TASK GOAL: Present the data once more in exactly its original form.

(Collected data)
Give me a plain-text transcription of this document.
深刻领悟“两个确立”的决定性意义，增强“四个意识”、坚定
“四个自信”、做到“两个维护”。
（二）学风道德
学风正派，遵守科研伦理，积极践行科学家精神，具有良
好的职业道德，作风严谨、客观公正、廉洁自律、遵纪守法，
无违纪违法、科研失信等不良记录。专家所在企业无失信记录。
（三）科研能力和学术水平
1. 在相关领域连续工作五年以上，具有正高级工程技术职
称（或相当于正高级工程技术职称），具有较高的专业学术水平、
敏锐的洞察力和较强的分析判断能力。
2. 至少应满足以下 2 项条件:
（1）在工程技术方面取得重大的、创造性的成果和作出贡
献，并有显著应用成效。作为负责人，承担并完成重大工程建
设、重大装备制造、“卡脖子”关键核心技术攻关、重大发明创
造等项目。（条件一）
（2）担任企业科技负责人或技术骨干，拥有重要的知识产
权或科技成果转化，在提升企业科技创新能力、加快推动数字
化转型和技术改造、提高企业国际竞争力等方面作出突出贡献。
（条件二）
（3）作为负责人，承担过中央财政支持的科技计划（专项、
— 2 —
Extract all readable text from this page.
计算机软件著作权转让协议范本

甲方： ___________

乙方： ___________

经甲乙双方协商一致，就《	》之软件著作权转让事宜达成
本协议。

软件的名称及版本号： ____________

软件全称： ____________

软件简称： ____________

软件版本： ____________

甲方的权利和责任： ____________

ANSWER FOR THE TASK:
Give me a plain-text transcription of this document.
深刻领悟“两个确立”的决定性意义，增强“四个意识”、坚定
“四个自信”、做到“两个维护”。
（二）学风道德
学风正派，遵守科研伦理，积极践行科学家精神，具有良
好的职业道德，作风严谨、客观公正、廉洁自律、遵纪守法，
无违纪违法、科研失信等不良记录。专家所在企业无失信记录。
（三）科研能力和学术水平
1. 在相关领域连续工作五年以上，具有正高级工程技术职
称（或相当于正高级工程技术职称），具有较高的专业学术水平、
敏锐的洞察力和较强的分析判断能力。
2. 至少应满足以下 2 项条件:
（1）在工程技术方面取得重大的、创造性的成果和作出贡
献，并有显著应用成效。作为负责人，承担并完成重大工程建
设、重大装备制造、“卡脖子”关键核心技术攻关、重大发明创
造等项目。（条件一）
（2）担任企业科技负责人或技术骨干，拥有重要的知识产
权或科技成果转化，在提升企业科技创新能力、加快推动数字
化转型和技术改造、提高企业国际竞争力等方面作出突出贡献。
（条件二）
（3）作为负责人，承担过中央财政支持的科技计划（专项、
— 2 —
Extract all readable text from this page.
计算机软件著作权转让协议范本

甲方： ___________

乙方： ___________

经甲乙双方协商一致，就《	》之软件著作权转让事宜达成
本协议。

软件的名称及版本号： ____________

软件全称： ____________

软件简称： ____________

软件版本： ____________

甲方的权利和责任： ____________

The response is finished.